→ Written exercise
Return every record verbatim.

· · · · ·

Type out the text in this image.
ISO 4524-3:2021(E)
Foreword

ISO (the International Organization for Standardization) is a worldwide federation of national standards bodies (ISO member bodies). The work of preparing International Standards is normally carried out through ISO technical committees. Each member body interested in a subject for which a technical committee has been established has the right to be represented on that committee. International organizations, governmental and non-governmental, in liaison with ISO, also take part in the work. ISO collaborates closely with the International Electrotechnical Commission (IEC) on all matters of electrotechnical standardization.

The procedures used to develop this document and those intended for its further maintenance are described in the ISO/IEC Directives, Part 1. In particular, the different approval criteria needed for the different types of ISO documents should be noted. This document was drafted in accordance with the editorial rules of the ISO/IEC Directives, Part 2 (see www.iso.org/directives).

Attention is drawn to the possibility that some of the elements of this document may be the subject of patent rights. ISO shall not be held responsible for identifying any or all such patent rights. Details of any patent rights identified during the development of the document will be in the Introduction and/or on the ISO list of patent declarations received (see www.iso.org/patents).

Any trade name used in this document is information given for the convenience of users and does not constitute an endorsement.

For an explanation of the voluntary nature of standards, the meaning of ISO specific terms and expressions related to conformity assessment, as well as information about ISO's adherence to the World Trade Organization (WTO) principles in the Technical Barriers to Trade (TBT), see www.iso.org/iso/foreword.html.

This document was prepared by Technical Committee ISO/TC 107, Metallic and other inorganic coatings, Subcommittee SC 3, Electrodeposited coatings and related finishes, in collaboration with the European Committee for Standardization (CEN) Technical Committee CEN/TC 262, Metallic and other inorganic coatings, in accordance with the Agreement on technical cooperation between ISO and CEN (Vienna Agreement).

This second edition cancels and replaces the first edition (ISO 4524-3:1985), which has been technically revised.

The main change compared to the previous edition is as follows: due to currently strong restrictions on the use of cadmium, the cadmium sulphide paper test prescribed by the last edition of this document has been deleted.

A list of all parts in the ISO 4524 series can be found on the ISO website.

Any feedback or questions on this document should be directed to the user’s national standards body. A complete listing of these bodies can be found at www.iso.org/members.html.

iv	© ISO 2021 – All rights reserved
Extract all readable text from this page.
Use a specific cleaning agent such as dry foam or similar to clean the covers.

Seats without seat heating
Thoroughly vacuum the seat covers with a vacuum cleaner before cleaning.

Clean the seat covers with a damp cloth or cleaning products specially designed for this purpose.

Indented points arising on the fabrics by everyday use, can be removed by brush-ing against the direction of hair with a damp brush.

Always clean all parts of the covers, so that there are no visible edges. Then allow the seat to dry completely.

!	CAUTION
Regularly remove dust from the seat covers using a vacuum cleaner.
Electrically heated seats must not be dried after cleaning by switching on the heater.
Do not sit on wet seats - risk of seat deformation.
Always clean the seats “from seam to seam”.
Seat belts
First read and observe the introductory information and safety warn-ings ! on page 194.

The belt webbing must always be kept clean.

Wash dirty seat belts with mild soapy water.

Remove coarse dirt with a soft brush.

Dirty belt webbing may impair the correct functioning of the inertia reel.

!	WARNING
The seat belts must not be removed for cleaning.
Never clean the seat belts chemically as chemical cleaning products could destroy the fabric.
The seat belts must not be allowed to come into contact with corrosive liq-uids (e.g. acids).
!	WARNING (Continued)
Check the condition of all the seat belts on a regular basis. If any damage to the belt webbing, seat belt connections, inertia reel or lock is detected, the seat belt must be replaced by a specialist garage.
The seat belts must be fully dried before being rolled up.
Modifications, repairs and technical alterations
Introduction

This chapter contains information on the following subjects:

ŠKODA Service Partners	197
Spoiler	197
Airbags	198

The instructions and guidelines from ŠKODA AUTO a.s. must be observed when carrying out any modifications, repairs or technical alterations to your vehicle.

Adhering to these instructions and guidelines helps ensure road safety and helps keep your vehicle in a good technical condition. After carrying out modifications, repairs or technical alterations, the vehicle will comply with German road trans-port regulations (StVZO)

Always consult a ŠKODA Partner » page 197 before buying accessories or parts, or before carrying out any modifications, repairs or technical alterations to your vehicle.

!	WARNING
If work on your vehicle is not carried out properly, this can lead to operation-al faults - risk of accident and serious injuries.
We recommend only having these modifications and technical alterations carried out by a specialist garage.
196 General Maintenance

· · · · ·

→ The answer
Type out the text in this image.
ISO 4524-3:2021(E)
Foreword

ISO (the International Organization for Standardization) is a worldwide federation of national standards bodies (ISO member bodies). The work of preparing International Standards is normally carried out through ISO technical committees. Each member body interested in a subject for which a technical committee has been established has the right to be represented on that committee. International organizations, governmental and non-governmental, in liaison with ISO, also take part in the work. ISO collaborates closely with the International Electrotechnical Commission (IEC) on all matters of electrotechnical standardization.

The procedures used to develop this document and those intended for its further maintenance are described in the ISO/IEC Directives, Part 1. In particular, the different approval criteria needed for the different types of ISO documents should be noted. This document was drafted in accordance with the editorial rules of the ISO/IEC Directives, Part 2 (see www.iso.org/directives).

Attention is drawn to the possibility that some of the elements of this document may be the subject of patent rights. ISO shall not be held responsible for identifying any or all such patent rights. Details of any patent rights identified during the development of the document will be in the Introduction and/or on the ISO list of patent declarations received (see www.iso.org/patents).

Any trade name used in this document is information given for the convenience of users and does not constitute an endorsement.

For an explanation of the voluntary nature of standards, the meaning of ISO specific terms and expressions related to conformity assessment, as well as information about ISO's adherence to the World Trade Organization (WTO) principles in the Technical Barriers to Trade (TBT), see www.iso.org/iso/foreword.html.

This document was prepared by Technical Committee ISO/TC 107, Metallic and other inorganic coatings, Subcommittee SC 3, Electrodeposited coatings and related finishes, in collaboration with the European Committee for Standardization (CEN) Technical Committee CEN/TC 262, Metallic and other inorganic coatings, in accordance with the Agreement on technical cooperation between ISO and CEN (Vienna Agreement).

This second edition cancels and replaces the first edition (ISO 4524-3:1985), which has been technically revised.

The main change compared to the previous edition is as follows: due to currently strong restrictions on the use of cadmium, the cadmium sulphide paper test prescribed by the last edition of this document has been deleted.

A list of all parts in the ISO 4524 series can be found on the ISO website.

Any feedback or questions on this document should be directed to the user’s national standards body. A complete listing of these bodies can be found at www.iso.org/members.html.

iv	© ISO 2021 – All rights reserved
Extract all readable text from this page.
Use a specific cleaning agent such as dry foam or similar to clean the covers.

Seats without seat heating
Thoroughly vacuum the seat covers with a vacuum cleaner before cleaning.

Clean the seat covers with a damp cloth or cleaning products specially designed for this purpose.

Indented points arising on the fabrics by everyday use, can be removed by brush-ing against the direction of hair with a damp brush.

Always clean all parts of the covers, so that there are no visible edges. Then allow the seat to dry completely.

!	CAUTION
Regularly remove dust from the seat covers using a vacuum cleaner.
Electrically heated seats must not be dried after cleaning by switching on the heater.
Do not sit on wet seats - risk of seat deformation.
Always clean the seats “from seam to seam”.
Seat belts
First read and observe the introductory information and safety warn-ings ! on page 194.

The belt webbing must always be kept clean.

Wash dirty seat belts with mild soapy water.

Remove coarse dirt with a soft brush.

Dirty belt webbing may impair the correct functioning of the inertia reel.

!	WARNING
The seat belts must not be removed for cleaning.
Never clean the seat belts chemically as chemical cleaning products could destroy the fabric.
The seat belts must not be allowed to come into contact with corrosive liq-uids (e.g. acids).
!	WARNING (Continued)
Check the condition of all the seat belts on a regular basis. If any damage to the belt webbing, seat belt connections, inertia reel or lock is detected, the seat belt must be replaced by a specialist garage.
The seat belts must be fully dried before being rolled up.
Modifications, repairs and technical alterations
Introduction

This chapter contains information on the following subjects:

ŠKODA Service Partners	197
Spoiler	197
Airbags	198

The instructions and guidelines from ŠKODA AUTO a.s. must be observed when carrying out any modifications, repairs or technical alterations to your vehicle.

Adhering to these instructions and guidelines helps ensure road safety and helps keep your vehicle in a good technical condition. After carrying out modifications, repairs or technical alterations, the vehicle will comply with German road trans-port regulations (StVZO)

Always consult a ŠKODA Partner » page 197 before buying accessories or parts, or before carrying out any modifications, repairs or technical alterations to your vehicle.

!	WARNING
If work on your vehicle is not carried out properly, this can lead to operation-al faults - risk of accident and serious injuries.
We recommend only having these modifications and technical alterations carried out by a specialist garage.
196 General Maintenance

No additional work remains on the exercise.